Exercise requirements — State the number of lines that contain the word "upper", and add nothing else.

Records —
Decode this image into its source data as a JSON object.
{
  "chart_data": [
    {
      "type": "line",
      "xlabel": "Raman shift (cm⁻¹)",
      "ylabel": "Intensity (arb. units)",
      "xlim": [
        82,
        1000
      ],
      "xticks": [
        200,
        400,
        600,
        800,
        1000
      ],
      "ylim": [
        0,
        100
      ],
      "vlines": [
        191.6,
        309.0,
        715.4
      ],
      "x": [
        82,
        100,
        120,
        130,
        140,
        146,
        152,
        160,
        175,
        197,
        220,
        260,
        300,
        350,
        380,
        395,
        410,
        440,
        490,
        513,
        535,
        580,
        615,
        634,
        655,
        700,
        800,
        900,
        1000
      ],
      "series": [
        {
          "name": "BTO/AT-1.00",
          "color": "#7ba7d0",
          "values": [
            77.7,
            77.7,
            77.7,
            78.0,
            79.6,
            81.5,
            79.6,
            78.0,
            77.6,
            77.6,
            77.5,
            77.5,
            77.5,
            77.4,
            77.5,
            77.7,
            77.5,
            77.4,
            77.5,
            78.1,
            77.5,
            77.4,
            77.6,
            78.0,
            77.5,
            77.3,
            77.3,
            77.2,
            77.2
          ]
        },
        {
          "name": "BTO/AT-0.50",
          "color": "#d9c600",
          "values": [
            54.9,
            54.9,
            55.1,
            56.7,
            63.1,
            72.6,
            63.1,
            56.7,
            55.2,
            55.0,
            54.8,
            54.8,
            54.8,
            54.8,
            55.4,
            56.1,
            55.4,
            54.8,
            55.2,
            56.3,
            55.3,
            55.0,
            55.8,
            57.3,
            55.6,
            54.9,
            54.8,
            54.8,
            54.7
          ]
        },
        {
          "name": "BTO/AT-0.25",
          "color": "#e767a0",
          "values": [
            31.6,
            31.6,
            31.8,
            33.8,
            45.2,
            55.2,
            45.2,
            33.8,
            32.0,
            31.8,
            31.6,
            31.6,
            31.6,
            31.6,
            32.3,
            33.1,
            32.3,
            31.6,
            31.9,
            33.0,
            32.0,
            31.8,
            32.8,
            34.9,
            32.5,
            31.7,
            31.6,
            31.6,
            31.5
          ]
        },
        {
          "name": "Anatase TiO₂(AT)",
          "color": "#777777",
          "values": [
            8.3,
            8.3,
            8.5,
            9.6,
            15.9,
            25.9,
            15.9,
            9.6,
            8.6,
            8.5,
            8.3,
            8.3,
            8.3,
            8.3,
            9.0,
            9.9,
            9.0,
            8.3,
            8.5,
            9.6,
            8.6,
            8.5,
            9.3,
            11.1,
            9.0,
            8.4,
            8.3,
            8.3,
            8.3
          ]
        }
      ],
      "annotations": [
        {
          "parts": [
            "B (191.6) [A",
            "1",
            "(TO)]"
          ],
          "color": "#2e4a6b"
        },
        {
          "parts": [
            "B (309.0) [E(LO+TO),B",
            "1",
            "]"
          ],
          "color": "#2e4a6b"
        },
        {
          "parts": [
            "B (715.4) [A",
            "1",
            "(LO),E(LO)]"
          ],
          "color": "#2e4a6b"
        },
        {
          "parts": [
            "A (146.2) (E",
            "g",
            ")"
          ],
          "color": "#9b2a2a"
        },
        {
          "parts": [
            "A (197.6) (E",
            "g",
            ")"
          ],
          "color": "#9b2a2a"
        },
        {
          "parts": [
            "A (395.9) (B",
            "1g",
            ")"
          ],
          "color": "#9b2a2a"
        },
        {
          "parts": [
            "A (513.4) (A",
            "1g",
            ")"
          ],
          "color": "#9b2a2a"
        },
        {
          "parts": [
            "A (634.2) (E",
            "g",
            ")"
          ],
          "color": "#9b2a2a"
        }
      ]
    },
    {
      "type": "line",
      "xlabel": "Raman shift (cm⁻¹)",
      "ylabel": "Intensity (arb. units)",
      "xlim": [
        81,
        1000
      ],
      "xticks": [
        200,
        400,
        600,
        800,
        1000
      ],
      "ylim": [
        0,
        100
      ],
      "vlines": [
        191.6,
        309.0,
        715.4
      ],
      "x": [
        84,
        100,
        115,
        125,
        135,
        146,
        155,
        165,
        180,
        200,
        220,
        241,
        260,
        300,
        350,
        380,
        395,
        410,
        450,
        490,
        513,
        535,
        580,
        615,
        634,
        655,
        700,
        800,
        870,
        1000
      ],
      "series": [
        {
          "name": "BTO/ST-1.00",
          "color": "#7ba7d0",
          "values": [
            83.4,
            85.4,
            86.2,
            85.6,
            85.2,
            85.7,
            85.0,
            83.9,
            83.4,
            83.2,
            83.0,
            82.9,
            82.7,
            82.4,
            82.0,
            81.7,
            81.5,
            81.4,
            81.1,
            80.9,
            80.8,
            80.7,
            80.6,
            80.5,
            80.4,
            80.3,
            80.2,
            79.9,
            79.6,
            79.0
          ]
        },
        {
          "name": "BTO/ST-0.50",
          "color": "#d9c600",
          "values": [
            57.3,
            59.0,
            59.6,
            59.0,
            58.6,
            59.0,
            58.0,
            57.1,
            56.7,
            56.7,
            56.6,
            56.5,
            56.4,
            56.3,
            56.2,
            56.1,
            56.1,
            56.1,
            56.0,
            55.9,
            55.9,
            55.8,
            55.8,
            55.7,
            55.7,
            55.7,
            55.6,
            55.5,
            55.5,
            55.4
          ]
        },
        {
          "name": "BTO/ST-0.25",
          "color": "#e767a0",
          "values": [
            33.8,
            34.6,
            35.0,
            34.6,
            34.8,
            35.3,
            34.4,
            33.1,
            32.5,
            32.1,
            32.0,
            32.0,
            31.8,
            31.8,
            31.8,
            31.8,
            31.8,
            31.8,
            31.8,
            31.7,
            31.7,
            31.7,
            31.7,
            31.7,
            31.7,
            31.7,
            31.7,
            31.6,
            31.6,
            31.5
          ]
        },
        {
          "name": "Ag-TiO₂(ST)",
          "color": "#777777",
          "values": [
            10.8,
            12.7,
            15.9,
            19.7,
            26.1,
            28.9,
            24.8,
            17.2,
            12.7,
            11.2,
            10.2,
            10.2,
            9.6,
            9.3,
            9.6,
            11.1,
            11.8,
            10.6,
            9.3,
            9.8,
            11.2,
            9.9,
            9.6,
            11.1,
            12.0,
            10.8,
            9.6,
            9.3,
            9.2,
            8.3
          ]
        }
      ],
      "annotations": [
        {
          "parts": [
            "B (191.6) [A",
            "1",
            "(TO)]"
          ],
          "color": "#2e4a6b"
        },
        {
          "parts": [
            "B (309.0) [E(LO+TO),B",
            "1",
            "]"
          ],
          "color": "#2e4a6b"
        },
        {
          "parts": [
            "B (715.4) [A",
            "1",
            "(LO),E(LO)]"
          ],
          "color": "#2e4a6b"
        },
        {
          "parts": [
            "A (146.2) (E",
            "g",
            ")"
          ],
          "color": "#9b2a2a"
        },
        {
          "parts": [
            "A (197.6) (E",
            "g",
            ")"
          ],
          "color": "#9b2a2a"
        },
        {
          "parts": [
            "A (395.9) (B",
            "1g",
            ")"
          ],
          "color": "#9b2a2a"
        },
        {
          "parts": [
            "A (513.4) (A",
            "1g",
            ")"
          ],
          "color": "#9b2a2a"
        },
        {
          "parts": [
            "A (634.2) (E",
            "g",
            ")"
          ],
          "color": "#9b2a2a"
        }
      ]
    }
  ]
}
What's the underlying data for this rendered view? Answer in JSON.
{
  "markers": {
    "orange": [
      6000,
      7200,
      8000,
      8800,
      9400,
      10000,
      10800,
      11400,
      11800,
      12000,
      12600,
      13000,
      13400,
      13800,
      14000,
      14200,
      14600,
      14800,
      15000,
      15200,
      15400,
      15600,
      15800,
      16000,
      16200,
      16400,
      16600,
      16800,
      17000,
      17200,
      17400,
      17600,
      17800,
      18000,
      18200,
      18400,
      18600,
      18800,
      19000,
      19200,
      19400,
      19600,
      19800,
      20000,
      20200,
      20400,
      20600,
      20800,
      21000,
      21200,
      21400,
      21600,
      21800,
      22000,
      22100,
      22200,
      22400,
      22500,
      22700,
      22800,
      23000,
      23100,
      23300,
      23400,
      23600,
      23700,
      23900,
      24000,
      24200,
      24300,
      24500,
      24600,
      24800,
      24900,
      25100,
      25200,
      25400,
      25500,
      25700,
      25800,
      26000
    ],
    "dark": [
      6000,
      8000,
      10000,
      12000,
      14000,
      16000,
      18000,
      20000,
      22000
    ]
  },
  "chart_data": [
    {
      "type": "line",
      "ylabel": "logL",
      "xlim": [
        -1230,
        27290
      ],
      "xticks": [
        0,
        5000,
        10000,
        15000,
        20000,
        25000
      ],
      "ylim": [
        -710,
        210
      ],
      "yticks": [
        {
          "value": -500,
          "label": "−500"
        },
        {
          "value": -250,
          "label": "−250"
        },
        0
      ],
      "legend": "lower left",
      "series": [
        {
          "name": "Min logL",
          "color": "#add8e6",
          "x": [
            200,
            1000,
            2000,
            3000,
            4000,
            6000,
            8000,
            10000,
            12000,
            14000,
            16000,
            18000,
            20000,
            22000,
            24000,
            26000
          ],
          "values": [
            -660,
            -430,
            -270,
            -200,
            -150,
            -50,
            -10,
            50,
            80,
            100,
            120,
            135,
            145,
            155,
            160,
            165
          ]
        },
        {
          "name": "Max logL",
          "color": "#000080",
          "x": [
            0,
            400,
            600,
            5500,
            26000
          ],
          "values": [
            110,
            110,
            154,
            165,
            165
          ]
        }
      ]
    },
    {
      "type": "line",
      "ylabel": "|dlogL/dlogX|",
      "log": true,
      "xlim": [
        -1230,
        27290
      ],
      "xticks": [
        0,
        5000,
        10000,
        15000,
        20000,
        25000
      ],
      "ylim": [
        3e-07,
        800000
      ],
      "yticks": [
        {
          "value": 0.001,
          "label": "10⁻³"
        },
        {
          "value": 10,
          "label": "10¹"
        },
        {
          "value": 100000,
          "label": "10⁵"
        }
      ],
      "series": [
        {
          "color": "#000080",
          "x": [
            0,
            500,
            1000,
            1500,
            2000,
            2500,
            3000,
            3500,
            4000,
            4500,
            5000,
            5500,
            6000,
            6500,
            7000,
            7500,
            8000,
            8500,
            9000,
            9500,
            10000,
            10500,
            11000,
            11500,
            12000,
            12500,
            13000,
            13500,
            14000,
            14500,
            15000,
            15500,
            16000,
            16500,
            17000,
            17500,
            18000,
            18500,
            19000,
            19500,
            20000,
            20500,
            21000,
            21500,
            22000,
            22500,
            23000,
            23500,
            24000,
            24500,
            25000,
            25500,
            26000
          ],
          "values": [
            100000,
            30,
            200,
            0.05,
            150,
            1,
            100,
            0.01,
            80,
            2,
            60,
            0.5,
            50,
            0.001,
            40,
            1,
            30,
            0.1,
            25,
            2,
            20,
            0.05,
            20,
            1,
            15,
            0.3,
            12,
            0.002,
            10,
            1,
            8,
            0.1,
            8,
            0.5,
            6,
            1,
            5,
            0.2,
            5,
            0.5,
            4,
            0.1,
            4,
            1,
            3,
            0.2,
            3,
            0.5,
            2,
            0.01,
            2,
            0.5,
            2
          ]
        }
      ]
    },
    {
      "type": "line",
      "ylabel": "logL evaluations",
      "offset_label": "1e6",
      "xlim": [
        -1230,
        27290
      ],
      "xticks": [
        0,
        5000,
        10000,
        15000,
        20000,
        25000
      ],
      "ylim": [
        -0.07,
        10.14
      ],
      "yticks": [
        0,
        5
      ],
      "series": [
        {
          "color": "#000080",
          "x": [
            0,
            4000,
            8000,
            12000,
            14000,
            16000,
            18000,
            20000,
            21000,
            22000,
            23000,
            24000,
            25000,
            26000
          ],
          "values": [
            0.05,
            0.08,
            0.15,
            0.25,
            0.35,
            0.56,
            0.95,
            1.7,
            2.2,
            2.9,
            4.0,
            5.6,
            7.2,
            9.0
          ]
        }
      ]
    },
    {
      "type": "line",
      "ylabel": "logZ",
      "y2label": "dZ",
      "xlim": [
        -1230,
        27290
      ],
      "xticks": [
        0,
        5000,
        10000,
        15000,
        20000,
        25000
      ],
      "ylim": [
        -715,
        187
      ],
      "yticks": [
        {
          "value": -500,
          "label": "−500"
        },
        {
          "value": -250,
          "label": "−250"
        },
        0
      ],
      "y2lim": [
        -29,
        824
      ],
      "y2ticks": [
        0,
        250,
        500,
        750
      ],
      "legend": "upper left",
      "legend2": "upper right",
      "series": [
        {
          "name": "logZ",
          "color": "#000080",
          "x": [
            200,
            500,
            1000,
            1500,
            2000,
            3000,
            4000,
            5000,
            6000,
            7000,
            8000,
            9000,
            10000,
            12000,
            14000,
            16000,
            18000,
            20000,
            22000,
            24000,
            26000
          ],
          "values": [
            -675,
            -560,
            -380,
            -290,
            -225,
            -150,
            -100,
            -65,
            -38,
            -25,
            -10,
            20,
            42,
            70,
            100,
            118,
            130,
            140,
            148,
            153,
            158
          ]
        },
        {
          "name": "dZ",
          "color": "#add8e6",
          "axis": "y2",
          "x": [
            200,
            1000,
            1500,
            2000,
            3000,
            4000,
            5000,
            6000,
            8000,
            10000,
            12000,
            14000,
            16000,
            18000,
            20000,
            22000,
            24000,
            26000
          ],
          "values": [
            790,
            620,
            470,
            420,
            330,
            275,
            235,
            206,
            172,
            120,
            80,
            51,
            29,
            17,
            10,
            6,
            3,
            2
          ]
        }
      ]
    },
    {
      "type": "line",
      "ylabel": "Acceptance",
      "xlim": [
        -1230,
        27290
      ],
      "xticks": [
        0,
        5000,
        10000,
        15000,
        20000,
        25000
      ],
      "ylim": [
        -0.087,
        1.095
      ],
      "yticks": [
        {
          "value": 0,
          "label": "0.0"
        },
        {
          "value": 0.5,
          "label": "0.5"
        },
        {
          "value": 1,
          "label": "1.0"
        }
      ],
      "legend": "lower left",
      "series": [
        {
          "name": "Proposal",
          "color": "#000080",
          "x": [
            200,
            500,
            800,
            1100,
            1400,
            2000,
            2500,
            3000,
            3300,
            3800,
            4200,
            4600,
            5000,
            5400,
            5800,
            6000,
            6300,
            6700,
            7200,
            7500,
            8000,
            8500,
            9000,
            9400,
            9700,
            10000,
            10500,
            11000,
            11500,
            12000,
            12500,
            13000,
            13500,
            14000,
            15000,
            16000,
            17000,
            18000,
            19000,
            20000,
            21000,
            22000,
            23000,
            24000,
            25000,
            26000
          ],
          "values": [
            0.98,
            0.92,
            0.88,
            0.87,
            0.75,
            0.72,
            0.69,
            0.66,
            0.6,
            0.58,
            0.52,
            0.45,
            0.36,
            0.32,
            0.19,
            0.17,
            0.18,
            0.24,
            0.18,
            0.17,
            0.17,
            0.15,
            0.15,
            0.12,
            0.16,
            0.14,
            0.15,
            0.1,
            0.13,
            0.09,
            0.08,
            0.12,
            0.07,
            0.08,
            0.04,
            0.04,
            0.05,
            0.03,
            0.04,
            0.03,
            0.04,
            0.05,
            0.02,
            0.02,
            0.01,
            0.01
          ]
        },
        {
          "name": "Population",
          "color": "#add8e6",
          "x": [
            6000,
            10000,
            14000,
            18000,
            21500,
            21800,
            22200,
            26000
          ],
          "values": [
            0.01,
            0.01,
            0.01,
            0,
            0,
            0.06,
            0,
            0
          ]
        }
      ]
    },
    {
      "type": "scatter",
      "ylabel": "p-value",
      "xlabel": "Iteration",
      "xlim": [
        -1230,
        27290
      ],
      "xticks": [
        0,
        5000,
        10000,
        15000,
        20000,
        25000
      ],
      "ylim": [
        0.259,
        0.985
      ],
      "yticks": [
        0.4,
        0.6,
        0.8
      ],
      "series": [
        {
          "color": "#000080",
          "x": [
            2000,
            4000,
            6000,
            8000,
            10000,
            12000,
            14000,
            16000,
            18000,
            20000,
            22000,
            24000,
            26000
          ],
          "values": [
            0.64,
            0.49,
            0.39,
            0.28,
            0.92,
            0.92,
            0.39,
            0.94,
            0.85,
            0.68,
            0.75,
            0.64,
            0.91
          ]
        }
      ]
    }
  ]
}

Final result — 2